▶ INSTRUCTION:
Copy out all lines where "name" appears.

▶ DATA FOR THIS EXERCISE:

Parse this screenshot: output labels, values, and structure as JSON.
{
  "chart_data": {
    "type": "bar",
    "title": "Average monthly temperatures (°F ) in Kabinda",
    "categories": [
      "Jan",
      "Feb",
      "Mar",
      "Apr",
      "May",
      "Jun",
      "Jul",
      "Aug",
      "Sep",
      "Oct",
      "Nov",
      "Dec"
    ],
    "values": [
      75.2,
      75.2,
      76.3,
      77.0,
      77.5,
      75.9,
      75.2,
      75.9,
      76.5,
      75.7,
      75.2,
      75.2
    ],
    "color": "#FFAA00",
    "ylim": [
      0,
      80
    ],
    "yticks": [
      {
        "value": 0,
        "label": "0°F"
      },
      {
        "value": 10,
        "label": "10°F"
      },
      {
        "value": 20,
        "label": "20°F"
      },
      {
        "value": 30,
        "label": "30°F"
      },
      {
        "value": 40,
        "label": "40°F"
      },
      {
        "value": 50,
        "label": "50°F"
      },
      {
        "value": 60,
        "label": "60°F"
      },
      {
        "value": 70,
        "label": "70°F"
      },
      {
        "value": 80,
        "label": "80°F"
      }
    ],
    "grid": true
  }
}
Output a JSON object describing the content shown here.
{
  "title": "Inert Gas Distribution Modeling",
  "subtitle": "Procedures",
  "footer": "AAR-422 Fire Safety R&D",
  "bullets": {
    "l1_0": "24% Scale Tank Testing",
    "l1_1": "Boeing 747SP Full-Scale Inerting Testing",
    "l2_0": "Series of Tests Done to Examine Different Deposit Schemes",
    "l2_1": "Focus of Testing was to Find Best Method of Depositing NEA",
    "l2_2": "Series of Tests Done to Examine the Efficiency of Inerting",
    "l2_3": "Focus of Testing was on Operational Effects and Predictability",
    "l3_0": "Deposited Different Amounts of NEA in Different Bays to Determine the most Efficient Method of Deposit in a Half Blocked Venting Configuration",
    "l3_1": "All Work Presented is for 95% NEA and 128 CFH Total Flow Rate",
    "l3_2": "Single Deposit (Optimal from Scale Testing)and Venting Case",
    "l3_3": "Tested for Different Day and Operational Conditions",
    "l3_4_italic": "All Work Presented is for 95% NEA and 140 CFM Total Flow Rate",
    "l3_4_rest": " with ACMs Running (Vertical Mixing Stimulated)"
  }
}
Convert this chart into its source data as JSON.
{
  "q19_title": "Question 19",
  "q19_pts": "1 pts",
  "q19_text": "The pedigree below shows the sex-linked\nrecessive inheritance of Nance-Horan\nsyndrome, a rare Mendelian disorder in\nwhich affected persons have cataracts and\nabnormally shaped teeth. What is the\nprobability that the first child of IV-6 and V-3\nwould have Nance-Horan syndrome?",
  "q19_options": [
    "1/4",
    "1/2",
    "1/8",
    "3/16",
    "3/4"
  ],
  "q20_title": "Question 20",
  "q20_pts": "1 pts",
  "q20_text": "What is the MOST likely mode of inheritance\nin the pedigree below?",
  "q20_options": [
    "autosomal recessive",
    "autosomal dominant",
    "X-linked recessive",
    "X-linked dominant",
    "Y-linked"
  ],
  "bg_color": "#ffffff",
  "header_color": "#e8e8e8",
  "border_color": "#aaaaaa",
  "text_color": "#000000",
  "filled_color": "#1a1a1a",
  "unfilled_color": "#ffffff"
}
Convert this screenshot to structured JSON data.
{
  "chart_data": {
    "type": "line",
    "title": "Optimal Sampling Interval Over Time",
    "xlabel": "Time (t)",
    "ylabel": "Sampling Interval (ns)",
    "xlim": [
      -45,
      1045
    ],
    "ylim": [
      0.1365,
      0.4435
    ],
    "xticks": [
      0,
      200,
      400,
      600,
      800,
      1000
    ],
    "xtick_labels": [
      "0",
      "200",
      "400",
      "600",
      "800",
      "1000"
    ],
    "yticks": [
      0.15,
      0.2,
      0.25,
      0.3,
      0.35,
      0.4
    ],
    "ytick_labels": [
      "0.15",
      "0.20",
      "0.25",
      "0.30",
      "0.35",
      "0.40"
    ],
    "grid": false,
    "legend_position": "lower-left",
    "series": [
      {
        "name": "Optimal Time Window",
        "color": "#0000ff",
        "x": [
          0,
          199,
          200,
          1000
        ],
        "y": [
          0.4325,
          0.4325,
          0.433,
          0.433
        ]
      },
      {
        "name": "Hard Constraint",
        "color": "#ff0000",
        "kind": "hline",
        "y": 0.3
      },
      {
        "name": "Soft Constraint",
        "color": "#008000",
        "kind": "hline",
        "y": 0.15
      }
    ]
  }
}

▶ ANSWER TO THIS TASK:
        "name": "Optimal Time Window",
        "name": "Hard Constraint",
        "name": "Soft Constraint",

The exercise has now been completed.